Exercise instructions: Type out the records that follow, exactly as given.

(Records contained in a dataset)
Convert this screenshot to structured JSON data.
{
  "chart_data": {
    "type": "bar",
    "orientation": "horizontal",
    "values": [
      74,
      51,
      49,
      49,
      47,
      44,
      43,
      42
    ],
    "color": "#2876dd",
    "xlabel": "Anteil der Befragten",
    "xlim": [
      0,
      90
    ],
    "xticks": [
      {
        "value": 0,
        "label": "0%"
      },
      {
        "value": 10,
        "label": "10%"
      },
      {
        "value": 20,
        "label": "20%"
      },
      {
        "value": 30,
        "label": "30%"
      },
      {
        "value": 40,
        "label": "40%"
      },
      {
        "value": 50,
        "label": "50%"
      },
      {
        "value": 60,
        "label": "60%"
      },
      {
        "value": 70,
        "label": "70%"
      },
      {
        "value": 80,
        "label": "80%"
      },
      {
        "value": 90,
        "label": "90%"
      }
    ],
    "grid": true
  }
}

Solution for this problem:
Convert this screenshot to structured JSON data.
{
  "chart_data": {
    "type": "bar",
    "orientation": "horizontal",
    "values": [
      74,
      51,
      49,
      49,
      47,
      44,
      43,
      42
    ],
    "color": "#2876dd",
    "xlabel": "Anteil der Befragten",
    "xlim": [
      0,
      90
    ],
    "xticks": [
      {
        "value": 0,
        "label": "0%"
      },
      {
        "value": 10,
        "label": "10%"
      },
      {
        "value": 20,
        "label": "20%"
      },
      {
        "value": 30,
        "label": "30%"
      },
      {
        "value": 40,
        "label": "40%"
      },
      {
        "value": 50,
        "label": "50%"
      },
      {
        "value": 60,
        "label": "60%"
      },
      {
        "value": 70,
        "label": "70%"
      },
      {
        "value": 80,
        "label": "80%"
      },
      {
        "value": 90,
        "label": "90%"
      }
    ],
    "grid": true
  }
}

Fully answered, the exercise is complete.